*Dataset items:*
§
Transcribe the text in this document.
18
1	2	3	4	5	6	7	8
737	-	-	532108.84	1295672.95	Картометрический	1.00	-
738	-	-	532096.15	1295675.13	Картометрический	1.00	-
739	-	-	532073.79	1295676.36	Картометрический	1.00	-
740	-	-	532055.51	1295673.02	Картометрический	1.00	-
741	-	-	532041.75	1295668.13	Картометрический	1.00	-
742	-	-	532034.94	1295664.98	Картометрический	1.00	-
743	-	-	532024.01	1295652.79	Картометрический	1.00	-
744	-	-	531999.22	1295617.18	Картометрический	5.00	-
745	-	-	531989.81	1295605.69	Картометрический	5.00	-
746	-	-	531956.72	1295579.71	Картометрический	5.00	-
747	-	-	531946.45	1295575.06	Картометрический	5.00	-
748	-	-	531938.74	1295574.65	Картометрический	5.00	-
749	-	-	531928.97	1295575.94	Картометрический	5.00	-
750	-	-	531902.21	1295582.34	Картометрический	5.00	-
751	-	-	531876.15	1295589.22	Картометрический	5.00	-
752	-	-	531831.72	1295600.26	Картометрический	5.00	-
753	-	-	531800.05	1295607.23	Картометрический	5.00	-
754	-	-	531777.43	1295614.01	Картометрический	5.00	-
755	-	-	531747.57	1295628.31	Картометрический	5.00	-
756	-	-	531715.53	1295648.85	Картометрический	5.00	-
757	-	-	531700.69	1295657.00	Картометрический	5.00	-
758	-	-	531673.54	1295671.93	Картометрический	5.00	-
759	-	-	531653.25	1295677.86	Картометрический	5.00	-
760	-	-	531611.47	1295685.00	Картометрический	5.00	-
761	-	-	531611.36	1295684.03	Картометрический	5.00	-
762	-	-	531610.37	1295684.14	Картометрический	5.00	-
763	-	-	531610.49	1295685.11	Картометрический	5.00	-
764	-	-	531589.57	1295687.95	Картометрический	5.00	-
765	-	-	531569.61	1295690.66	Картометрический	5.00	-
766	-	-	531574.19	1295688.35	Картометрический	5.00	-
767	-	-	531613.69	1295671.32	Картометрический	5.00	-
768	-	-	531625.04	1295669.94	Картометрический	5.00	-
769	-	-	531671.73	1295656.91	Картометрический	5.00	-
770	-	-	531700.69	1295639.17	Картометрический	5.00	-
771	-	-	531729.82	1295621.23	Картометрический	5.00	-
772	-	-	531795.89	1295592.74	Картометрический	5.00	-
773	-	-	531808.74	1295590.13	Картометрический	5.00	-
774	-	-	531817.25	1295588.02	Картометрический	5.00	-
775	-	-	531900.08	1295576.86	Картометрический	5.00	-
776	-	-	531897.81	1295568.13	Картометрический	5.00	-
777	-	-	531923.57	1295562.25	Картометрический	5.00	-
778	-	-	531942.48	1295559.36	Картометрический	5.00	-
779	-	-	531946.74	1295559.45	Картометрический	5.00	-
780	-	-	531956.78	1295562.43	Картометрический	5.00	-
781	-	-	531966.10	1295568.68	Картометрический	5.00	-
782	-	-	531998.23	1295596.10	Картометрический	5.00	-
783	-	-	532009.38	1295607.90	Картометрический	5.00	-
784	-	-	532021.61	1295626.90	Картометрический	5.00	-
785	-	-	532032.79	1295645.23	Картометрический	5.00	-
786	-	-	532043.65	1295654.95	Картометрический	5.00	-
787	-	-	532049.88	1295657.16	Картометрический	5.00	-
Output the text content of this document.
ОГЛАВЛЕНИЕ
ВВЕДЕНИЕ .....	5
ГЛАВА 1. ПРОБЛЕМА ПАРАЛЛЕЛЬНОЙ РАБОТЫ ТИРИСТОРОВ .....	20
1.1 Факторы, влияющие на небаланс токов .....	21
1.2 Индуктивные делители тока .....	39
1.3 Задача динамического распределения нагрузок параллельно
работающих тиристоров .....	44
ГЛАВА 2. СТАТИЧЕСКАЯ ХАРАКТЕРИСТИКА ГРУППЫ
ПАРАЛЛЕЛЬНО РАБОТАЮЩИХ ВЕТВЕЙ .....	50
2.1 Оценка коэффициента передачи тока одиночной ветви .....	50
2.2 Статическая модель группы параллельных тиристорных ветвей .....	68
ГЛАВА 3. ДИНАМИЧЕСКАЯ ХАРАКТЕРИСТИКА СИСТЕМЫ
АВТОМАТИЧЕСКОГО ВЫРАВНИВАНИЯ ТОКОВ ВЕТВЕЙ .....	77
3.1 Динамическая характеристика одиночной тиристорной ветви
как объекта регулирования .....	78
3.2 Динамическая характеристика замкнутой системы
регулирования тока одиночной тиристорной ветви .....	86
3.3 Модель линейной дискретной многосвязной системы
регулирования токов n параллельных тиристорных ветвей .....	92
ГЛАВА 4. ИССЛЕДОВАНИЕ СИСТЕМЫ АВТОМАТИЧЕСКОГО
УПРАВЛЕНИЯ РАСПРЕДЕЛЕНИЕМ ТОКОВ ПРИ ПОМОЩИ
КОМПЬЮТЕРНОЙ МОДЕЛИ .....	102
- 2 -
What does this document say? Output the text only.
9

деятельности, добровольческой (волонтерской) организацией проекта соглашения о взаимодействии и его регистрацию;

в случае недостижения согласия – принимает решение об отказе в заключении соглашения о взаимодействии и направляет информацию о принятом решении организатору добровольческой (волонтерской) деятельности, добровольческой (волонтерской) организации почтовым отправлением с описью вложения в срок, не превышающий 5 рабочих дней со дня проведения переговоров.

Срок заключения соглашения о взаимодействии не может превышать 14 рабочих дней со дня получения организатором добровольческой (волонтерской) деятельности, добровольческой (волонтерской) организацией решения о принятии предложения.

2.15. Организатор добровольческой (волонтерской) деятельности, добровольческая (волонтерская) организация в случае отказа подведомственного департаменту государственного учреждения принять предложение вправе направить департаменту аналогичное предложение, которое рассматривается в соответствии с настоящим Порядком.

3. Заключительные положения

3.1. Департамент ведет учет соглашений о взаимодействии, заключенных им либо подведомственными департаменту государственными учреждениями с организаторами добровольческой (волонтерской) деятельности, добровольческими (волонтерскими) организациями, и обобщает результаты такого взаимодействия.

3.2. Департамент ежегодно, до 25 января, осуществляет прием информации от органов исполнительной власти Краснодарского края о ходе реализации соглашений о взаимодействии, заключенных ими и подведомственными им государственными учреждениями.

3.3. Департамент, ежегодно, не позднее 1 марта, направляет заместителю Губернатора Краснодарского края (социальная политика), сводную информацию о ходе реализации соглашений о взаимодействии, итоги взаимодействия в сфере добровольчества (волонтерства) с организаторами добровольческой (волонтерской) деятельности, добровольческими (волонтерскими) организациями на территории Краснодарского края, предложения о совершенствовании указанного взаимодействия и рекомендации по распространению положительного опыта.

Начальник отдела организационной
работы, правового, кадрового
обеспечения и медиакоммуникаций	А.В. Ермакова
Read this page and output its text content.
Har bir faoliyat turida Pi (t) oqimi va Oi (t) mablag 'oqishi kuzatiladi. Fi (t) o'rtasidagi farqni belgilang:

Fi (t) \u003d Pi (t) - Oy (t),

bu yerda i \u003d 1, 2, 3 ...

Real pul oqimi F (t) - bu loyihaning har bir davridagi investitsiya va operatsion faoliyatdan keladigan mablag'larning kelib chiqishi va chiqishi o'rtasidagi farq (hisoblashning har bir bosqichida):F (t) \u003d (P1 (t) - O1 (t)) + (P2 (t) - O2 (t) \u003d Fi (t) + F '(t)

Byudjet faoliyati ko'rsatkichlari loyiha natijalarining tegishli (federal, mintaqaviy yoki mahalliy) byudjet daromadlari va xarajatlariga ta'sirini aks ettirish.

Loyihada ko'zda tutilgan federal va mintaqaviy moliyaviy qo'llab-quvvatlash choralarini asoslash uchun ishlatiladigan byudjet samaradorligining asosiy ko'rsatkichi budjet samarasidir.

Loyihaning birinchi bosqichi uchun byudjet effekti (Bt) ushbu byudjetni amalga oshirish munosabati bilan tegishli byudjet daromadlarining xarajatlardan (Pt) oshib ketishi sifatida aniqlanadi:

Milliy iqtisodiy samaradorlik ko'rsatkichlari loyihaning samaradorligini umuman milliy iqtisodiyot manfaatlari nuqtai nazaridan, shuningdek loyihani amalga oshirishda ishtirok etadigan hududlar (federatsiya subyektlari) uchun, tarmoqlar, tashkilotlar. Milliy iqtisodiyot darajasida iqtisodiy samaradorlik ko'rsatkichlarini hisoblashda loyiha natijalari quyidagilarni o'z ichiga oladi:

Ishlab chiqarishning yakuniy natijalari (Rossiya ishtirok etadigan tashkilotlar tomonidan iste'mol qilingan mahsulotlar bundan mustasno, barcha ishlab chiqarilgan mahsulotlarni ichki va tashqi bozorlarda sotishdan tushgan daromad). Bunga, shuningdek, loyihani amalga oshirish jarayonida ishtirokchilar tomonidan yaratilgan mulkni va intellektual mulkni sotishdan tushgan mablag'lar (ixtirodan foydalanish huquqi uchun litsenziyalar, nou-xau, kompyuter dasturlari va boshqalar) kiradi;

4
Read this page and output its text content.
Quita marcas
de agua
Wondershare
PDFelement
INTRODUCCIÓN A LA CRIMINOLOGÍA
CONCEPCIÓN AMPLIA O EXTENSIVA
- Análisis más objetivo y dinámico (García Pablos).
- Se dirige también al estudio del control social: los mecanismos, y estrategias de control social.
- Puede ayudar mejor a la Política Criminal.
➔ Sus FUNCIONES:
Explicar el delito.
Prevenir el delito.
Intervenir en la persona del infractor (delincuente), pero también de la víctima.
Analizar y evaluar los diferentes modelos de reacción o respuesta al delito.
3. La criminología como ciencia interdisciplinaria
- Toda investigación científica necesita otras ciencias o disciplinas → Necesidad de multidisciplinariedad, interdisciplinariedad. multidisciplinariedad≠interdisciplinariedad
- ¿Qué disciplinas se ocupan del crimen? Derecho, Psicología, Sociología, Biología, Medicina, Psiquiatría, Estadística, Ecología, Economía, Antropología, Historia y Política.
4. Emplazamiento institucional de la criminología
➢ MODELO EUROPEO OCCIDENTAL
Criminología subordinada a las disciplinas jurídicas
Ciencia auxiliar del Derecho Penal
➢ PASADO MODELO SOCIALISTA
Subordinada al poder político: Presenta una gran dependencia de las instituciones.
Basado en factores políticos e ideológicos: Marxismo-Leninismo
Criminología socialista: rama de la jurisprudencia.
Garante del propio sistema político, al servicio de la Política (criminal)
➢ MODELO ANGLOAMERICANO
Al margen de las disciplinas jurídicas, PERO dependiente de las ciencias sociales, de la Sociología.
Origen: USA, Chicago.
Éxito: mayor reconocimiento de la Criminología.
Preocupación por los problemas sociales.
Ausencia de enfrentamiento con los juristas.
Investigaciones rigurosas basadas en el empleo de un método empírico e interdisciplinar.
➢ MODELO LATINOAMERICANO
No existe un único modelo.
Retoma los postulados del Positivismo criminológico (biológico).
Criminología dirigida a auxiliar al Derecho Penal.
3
§
*Written problem:* Pick out lines containing the word "oqimi", each one as written.

*The response:*
Har bir faoliyat turida Pi (t) oqimi va Oi (t) mablag 'oqishi kuzatiladi. Fi (t) o'rtasidagi farqni belgilang:
Real pul oqimi F (t) - bu loyihaning har bir davridagi investitsiya va operatsion faoliyatdan keladigan mablag'larning kelib chiqishi va chiqishi o'rtasidagi farq (hisoblashning har bir bosqichida):F (t) \u003d (P1 (t) - O1 (t)) + (P2 (t) - O2 (t) \u003d Fi (t) + F '(t)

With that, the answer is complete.